* **Recorded data**
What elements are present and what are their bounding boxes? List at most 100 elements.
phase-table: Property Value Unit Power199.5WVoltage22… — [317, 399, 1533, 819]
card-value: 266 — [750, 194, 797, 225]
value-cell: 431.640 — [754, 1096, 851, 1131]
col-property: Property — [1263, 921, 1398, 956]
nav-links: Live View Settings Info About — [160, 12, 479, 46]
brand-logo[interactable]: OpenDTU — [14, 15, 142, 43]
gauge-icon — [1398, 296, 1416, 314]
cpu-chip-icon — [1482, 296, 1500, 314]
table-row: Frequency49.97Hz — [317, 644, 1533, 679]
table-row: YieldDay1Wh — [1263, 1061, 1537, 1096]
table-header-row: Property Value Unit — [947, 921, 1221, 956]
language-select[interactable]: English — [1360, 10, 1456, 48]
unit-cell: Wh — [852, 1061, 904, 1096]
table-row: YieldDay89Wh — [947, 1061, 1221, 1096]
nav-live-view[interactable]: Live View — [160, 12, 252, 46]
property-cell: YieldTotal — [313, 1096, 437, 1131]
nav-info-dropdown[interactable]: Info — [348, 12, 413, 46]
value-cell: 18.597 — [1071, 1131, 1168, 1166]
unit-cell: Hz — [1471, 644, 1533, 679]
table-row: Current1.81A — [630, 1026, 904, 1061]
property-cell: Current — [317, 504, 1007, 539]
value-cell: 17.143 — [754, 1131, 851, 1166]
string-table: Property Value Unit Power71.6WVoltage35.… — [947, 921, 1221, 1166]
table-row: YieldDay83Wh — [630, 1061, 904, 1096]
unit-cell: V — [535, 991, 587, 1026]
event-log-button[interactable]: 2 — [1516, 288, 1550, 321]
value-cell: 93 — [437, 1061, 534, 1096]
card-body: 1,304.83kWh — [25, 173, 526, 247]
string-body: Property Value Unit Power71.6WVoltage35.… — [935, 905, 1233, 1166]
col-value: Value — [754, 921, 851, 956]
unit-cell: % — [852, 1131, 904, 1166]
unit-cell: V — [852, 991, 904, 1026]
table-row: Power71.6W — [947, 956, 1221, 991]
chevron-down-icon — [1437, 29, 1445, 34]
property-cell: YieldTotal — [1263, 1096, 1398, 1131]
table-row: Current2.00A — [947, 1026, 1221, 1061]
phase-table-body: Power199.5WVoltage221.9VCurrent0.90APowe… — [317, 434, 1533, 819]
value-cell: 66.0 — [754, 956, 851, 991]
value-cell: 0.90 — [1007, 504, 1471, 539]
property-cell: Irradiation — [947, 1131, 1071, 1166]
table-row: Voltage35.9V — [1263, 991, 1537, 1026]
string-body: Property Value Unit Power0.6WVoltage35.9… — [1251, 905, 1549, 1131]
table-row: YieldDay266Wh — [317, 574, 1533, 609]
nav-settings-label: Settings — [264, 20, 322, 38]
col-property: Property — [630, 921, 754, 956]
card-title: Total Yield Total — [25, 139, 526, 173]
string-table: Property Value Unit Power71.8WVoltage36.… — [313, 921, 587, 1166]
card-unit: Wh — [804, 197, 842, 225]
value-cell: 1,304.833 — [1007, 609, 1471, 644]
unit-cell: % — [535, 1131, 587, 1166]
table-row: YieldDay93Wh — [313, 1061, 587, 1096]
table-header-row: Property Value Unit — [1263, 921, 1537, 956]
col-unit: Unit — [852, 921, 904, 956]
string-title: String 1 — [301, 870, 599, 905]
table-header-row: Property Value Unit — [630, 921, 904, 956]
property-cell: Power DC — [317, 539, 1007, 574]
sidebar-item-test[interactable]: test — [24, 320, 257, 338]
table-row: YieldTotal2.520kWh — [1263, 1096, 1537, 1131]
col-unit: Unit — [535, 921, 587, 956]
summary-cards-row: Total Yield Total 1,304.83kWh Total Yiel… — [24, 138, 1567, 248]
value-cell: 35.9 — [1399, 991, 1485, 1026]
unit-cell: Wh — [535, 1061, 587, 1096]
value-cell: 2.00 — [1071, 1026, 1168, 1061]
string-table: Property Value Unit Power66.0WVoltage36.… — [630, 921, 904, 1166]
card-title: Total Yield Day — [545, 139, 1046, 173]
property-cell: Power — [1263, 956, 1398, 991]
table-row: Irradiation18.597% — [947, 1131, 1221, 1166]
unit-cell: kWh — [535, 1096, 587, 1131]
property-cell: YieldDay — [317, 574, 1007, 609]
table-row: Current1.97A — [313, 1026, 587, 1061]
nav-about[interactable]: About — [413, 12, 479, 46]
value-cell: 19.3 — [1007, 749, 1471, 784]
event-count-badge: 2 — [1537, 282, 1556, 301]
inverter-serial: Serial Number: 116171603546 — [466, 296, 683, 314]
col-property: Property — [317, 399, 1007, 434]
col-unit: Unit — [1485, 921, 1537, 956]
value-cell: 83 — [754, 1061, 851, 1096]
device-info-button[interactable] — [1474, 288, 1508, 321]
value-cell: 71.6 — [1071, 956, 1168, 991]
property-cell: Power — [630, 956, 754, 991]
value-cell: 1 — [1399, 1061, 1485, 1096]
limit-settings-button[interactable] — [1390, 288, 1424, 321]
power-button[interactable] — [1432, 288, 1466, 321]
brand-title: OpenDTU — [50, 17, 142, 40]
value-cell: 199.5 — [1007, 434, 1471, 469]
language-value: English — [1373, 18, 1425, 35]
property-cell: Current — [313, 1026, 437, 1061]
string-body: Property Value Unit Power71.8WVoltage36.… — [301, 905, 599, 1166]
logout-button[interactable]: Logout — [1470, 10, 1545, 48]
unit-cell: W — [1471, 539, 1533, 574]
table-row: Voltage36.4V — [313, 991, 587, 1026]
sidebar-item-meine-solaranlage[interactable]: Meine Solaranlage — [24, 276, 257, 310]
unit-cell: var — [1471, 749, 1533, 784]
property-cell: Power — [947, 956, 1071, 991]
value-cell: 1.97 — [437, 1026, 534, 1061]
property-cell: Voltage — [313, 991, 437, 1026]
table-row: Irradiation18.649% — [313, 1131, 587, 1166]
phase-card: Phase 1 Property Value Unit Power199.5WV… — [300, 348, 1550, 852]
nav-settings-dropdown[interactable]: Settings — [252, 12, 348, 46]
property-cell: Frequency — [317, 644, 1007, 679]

* **Stated goal**
Reproduce the lines of these records verbatim.

* **Reply to the exercise**
What elements are present and what are their bounding boxes? List at most 100 elements.
phase-table: Property Value Unit Power199.5WVoltage22… — [317, 399, 1533, 819]
card-value: 266 — [750, 194, 797, 225]
value-cell: 431.640 — [754, 1096, 851, 1131]
col-property: Property — [1263, 921, 1398, 956]
nav-links: Live View Settings Info About — [160, 12, 479, 46]
brand-logo[interactable]: OpenDTU — [14, 15, 142, 43]
gauge-icon — [1398, 296, 1416, 314]
cpu-chip-icon — [1482, 296, 1500, 314]
table-row: Frequency49.97Hz — [317, 644, 1533, 679]
table-row: YieldDay1Wh — [1263, 1061, 1537, 1096]
table-header-row: Property Value Unit — [947, 921, 1221, 956]
language-select[interactable]: English — [1360, 10, 1456, 48]
unit-cell: Wh — [852, 1061, 904, 1096]
table-row: YieldDay89Wh — [947, 1061, 1221, 1096]
nav-live-view[interactable]: Live View — [160, 12, 252, 46]
property-cell: YieldTotal — [313, 1096, 437, 1131]
nav-info-dropdown[interactable]: Info — [348, 12, 413, 46]
value-cell: 18.597 — [1071, 1131, 1168, 1166]
unit-cell: Hz — [1471, 644, 1533, 679]
table-row: Current1.81A — [630, 1026, 904, 1061]
property-cell: Current — [317, 504, 1007, 539]
value-cell: 17.143 — [754, 1131, 851, 1166]
string-table: Property Value Unit Power71.6WVoltage35.… — [947, 921, 1221, 1166]
table-row: YieldDay83Wh — [630, 1061, 904, 1096]
unit-cell: V — [535, 991, 587, 1026]
event-log-button[interactable]: 2 — [1516, 288, 1550, 321]
value-cell: 93 — [437, 1061, 534, 1096]
card-body: 1,304.83kWh — [25, 173, 526, 247]
string-body: Property Value Unit Power71.6WVoltage35.… — [935, 905, 1233, 1166]
col-value: Value — [754, 921, 851, 956]
unit-cell: % — [852, 1131, 904, 1166]
unit-cell: V — [852, 991, 904, 1026]
table-row: Power71.6W — [947, 956, 1221, 991]
chevron-down-icon — [1437, 29, 1445, 34]
property-cell: YieldTotal — [1263, 1096, 1398, 1131]
table-row: Current2.00A — [947, 1026, 1221, 1061]
phase-table-body: Power199.5WVoltage221.9VCurrent0.90APowe… — [317, 434, 1533, 819]
value-cell: 66.0 — [754, 956, 851, 991]
value-cell: 0.90 — [1007, 504, 1471, 539]
property-cell: Irradiation — [947, 1131, 1071, 1166]
table-row: Voltage35.9V — [1263, 991, 1537, 1026]
string-body: Property Value Unit Power0.6WVoltage35.9… — [1251, 905, 1549, 1131]
table-row: YieldDay266Wh — [317, 574, 1533, 609]
nav-settings-label: Settings — [264, 20, 322, 38]
col-property: Property — [630, 921, 754, 956]
card-title: Total Yield Total — [25, 139, 526, 173]
string-table: Property Value Unit Power71.8WVoltage36.… — [313, 921, 587, 1166]
card-unit: Wh — [804, 197, 842, 225]
value-cell: 1,304.833 — [1007, 609, 1471, 644]
unit-cell: % — [535, 1131, 587, 1166]
table-row: YieldDay93Wh — [313, 1061, 587, 1096]
table-header-row: Property Value Unit — [1263, 921, 1537, 956]
col-unit: Unit — [852, 921, 904, 956]
string-title: String 1 — [301, 870, 599, 905]
table-header-row: Property Value Unit — [630, 921, 904, 956]
property-cell: Power DC — [317, 539, 1007, 574]
sidebar-item-test[interactable]: test — [24, 320, 257, 338]
table-row: YieldTotal2.520kWh — [1263, 1096, 1537, 1131]
col-unit: Unit — [535, 921, 587, 956]
summary-cards-row: Total Yield Total 1,304.83kWh Total Yiel… — [24, 138, 1567, 248]
value-cell: 35.9 — [1399, 991, 1485, 1026]
unit-cell: Wh — [535, 1061, 587, 1096]
value-cell: 2.00 — [1071, 1026, 1168, 1061]
string-table: Property Value Unit Power66.0WVoltage36.… — [630, 921, 904, 1166]
card-title: Total Yield Day — [545, 139, 1046, 173]
property-cell: Power — [1263, 956, 1398, 991]
table-row: Irradiation18.597% — [947, 1131, 1221, 1166]
unit-cell: kWh — [535, 1096, 587, 1131]
property-cell: YieldDay — [317, 574, 1007, 609]
table-row: Current1.97A — [313, 1026, 587, 1061]
nav-about[interactable]: About — [413, 12, 479, 46]
value-cell: 19.3 — [1007, 749, 1471, 784]
event-count-badge: 2 — [1537, 282, 1556, 301]
inverter-serial: Serial Number: 116171603546 — [466, 296, 683, 314]
col-property: Property — [317, 399, 1007, 434]
col-unit: Unit — [1485, 921, 1537, 956]
value-cell: 83 — [754, 1061, 851, 1096]
device-info-button[interactable] — [1474, 288, 1508, 321]
value-cell: 71.6 — [1071, 956, 1168, 991]
property-cell: Power — [630, 956, 754, 991]
value-cell: 1 — [1399, 1061, 1485, 1096]
limit-settings-button[interactable] — [1390, 288, 1424, 321]
power-button[interactable] — [1432, 288, 1466, 321]
brand-title: OpenDTU — [50, 17, 142, 40]
value-cell: 199.5 — [1007, 434, 1471, 469]
language-value: English — [1373, 18, 1425, 35]
property-cell: Current — [313, 1026, 437, 1061]
string-body: Property Value Unit Power71.8WVoltage36.… — [301, 905, 599, 1166]
logout-button[interactable]: Logout — [1470, 10, 1545, 48]
unit-cell: W — [1471, 539, 1533, 574]
table-row: Voltage36.4V — [313, 991, 587, 1026]
sidebar-item-meine-solaranlage[interactable]: Meine Solaranlage — [24, 276, 257, 310]
unit-cell: var — [1471, 749, 1533, 784]
property-cell: Power — [947, 956, 1071, 991]
value-cell: 1.97 — [437, 1026, 534, 1061]
property-cell: Voltage — [313, 991, 437, 1026]
table-row: Irradiation18.649% — [313, 1131, 587, 1166]
phase-card: Phase 1 Property Value Unit Power199.5WV… — [300, 348, 1550, 852]
nav-settings-dropdown[interactable]: Settings — [252, 12, 348, 46]
property-cell: Frequency — [317, 644, 1007, 679]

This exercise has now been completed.